YOUR TASKS:
A: According to the talk transcript, which research group and university does the speaker work at?
B: Quote the talk transcript from "For example, it" to "move in interaction?".

SOURCE EXCERPT:
Simulating Interactive User Behaviour via Reinforcement Learning

Introduction

Hi all.

Thank you so much for having me today. It's a great opportunity and a great event bringing research and practitioners and industry together. So thanks for the invitation.

I will talk a bit about my research today. So my name is Florian Fischer.

I am a postdoc research associate in the Intelligent Interactive Systems group at the University of Cambridge. And my research is mainly about modeling, predicting, and improving human-computer interaction.

Overview of Human-Computer Interaction

So what does that mean?

Human computer interaction, that's a kind of official definition by the committee, is a discipline concerned with the design, evaluation, and implementation of interactive computing systems for human use. And that's the essential bit.

So it's not only about finding more aesthetically appealing design designs or layouts and these kind of things but mainly putting the user in the focus and that's also why some of you might be familiar with and we have that user-centered design process both in as a main methodology for research but also for designers and practice which put the user at the beginning and also at the center of all the following iterative steps.

So we first need to understand the context in which the system is to be deployed, specify the user requirements, and then come up with design solutions that again need to be evaluated against what the target group or the users really need.

User-Centered Design Process

So for coming up with these design solutions, we have some, for example, guidelines, rough ideas of what a good design UI UX case might look like. However, the design space changes.

So in this traditional device era, we had stationary devices, mobile devices, desktop computers, tablets, smart watches, which kind of constrained and limited the possibilities the design space offers. For example, in terms of the Windows screen, in general, the Windows constrained and limited what can be outputted by an application, but also the input methods were kind of clearly defined.

But now that we're entering that spatial error, not saying that the devices will not be important anymore, but an error which offers much more opportunities as it allows users to directly interact with virtual objects in the same way as physical objects. So touching them, grasping them, playing around with them, maybe even speaking to them, offers an basically infinite design space that is much harder to cope with.

Research Focus

So what we propose and what I think is needed what we're currently working on, are computational models that allow us to predict and understand how users interact with technology, with interfaces.

And there are, during the last 10, 20 years, a lot of different kind of models that have been proposed in human-computer interaction in different areas.

For the sake of time, I won't go into detail here, but we'll focus my talk on another aspect.

Body Movement and HCI

If you have a look at all these different interaction techniques, both traditional ones and also ARVR usage, they all have something in common. They're all fundamentally based on human body movement. And that's an aspect that traditionally has been neglected in at least HCI, human computer interaction research. But it's important to have a closer look at that because body movement data conveys a lot of meaningful information, not only about the user's intent, but also about their uncertainty in doing a certain task or exercise and their well-being.

For example, it can be used to infer uncomfortable body postures early on or measure and adapt to physical fatigue. So predicting and understanding these body movements has untapped potential for system design. And the main question is, how can we understand and predict how users move in interaction?

Region and label listings:
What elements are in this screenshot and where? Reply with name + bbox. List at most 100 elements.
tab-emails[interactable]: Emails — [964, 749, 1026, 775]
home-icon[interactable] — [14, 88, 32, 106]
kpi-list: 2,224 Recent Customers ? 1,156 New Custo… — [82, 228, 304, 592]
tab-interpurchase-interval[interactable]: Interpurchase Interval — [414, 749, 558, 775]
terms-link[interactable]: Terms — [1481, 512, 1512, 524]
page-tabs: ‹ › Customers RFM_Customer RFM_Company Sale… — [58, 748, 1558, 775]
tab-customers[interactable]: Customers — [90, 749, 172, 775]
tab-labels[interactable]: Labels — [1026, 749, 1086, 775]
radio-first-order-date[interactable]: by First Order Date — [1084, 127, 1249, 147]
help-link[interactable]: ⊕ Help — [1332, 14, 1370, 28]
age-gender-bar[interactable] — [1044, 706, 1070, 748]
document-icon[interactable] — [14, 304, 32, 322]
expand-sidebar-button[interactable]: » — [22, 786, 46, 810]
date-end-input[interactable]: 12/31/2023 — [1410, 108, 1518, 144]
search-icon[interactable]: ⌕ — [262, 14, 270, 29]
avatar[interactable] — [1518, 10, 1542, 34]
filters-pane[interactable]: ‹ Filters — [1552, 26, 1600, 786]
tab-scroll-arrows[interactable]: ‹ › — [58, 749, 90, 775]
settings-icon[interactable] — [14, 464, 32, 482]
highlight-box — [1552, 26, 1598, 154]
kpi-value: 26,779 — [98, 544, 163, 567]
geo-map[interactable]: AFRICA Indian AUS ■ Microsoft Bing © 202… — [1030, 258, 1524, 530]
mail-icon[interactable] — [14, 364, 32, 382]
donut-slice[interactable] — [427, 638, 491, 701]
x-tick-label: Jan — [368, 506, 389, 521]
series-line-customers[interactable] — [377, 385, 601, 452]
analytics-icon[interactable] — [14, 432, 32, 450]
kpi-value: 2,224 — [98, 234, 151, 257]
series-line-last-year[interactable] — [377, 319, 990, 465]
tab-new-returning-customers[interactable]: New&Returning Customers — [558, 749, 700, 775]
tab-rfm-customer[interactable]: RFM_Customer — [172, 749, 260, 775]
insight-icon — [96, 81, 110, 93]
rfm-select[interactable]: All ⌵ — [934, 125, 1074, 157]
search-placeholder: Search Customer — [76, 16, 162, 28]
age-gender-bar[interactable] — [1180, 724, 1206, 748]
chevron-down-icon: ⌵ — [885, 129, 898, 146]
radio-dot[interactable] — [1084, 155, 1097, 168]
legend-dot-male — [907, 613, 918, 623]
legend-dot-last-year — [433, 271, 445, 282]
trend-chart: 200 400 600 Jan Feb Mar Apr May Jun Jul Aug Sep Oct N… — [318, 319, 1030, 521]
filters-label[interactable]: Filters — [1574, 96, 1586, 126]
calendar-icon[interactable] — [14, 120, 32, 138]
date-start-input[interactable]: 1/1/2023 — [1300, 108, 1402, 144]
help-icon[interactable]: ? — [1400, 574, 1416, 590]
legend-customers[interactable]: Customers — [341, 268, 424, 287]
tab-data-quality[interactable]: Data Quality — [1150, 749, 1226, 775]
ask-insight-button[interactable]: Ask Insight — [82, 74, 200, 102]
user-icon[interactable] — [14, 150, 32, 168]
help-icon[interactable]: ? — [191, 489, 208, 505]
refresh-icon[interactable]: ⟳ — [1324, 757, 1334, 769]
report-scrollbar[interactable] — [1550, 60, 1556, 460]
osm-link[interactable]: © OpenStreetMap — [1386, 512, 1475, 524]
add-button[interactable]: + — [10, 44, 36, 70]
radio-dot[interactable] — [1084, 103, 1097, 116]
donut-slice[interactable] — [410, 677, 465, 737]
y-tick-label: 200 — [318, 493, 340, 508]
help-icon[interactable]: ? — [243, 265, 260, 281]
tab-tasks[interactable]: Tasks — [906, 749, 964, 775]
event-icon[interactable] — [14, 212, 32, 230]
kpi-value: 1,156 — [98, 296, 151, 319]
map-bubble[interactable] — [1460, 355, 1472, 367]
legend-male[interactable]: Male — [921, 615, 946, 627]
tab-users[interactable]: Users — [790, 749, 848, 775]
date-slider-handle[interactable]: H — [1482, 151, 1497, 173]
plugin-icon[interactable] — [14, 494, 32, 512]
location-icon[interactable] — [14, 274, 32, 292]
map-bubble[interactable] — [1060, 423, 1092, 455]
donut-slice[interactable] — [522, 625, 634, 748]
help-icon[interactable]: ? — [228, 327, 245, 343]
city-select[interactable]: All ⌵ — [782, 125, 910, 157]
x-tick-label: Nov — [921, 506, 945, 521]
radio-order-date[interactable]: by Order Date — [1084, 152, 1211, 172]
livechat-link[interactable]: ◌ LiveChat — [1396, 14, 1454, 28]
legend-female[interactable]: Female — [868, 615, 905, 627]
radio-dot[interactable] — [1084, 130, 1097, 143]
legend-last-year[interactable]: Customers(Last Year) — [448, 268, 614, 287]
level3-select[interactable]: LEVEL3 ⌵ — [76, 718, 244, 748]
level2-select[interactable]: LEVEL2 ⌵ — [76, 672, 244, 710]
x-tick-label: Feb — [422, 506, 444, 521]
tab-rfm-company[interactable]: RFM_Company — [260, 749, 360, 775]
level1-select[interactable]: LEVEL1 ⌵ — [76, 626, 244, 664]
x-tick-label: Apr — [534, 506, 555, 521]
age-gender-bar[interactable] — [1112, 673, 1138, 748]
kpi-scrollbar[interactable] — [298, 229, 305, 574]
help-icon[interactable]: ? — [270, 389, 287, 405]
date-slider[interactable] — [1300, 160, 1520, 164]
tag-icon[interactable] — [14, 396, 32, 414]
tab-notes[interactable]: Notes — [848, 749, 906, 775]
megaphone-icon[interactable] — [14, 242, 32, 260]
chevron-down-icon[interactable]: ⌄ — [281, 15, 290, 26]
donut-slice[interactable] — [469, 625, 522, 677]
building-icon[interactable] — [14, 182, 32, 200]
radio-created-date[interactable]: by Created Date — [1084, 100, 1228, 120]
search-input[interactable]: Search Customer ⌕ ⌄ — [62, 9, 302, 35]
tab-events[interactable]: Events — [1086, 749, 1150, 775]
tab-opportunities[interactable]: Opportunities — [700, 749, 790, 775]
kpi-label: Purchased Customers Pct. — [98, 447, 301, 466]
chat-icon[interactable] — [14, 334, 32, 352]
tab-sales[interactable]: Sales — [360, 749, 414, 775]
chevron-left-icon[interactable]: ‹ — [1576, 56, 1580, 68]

SET OF ANSWERS:
A: The Intelligent Interactive Systems group at the University of Cambridge.

B:
For example, it can be used to infer uncomfortable body postures early on or measure and adapt to physical fatigue. So predicting and understanding these body movements has untapped potential for system design. And the main question is, how can we understand and predict how users move in interaction?